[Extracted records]
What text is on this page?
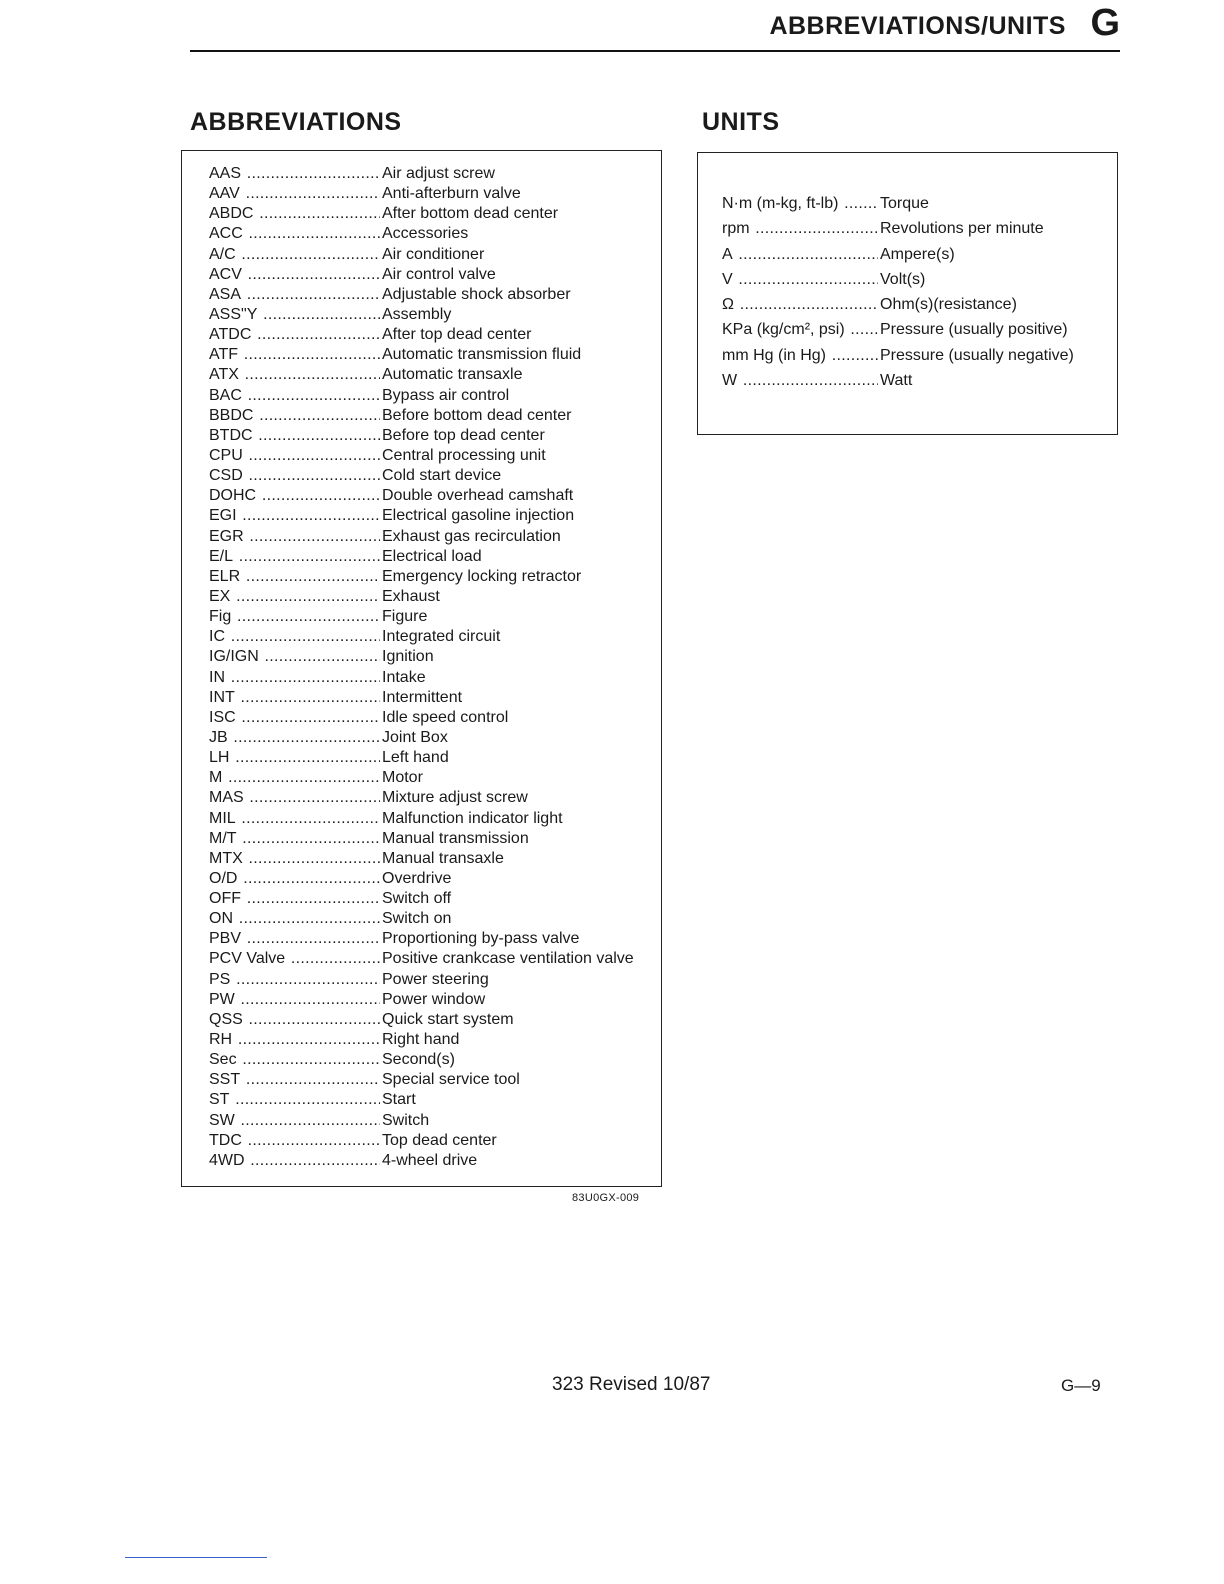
ABBREVIATIONS/UNITS G
ABBREVIATIONS	UNITS
AAS .....	Air adjust screw
AAV .....	Anti-afterburn valve
ABDC .....	After bottom dead center
ACC .....	Accessories
A/C .....	Air conditioner
ACV .....	Air control valve
ASA .....	Adjustable shock absorber
ASS"Y .....	Assembly
ATDC .....	After top dead center
ATF .....	Automatic transmission fluid
ATX .....	Automatic transaxle
BAC .....	Bypass air control
BBDC .....	Before bottom dead center
BTDC .....	Before top dead center
CPU .....	Central processing unit
CSD .....	Cold start device
DOHC .....	Double overhead camshaft
EGI .....	Electrical gasoline injection
EGR .....	Exhaust gas recirculation
E/L .....	Electrical load
ELR .....	Emergency locking retractor
EX .....	Exhaust
Fig .....	Figure
IC .....	Integrated circuit
IG/IGN .....	Ignition
IN .....	Intake
INT .....	Intermittent
ISC .....	Idle speed control
JB .....	Joint Box
LH .....	Left hand
M .....	Motor
MAS .....	Mixture adjust screw
MIL .....	Malfunction indicator light
M/T .....	Manual transmission
MTX .....	Manual transaxle
O/D .....	Overdrive
OFF .....	Switch off
ON .....	Switch on
PBV .....	Proportioning by-pass valve
PCV Valve .....	Positive crankcase ventilation valve
PS .....	Power steering
PW .....	Power window
QSS .....	Quick start system
RH .....	Right hand
Sec .....	Second(s)
SST .....	Special service tool
ST .....	Start
SW .....	Switch
TDC .....	Top dead center
4WD .....	4-wheel drive
N·m (m-kg, ft-lb) .....	Torque
rpm .....	Revolutions per minute
A .....	Ampere(s)
V .....	Volt(s)
Ω .....	Ohm(s)(resistance)
KPa (kg/cm², psi) .....	Pressure (usually positive)
mm Hg (in Hg) .....	Pressure (usually negative)
W .....	Watt
83U0GX-009
323 Revised 10/87	G—9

**Stated exercise**:
Gather each line of the records holding the string "Pressure".

**In response**:
KPa (kg/cm², psi) .....	Pressure (usually positive)
mm Hg (in Hg) .....	Pressure (usually negative)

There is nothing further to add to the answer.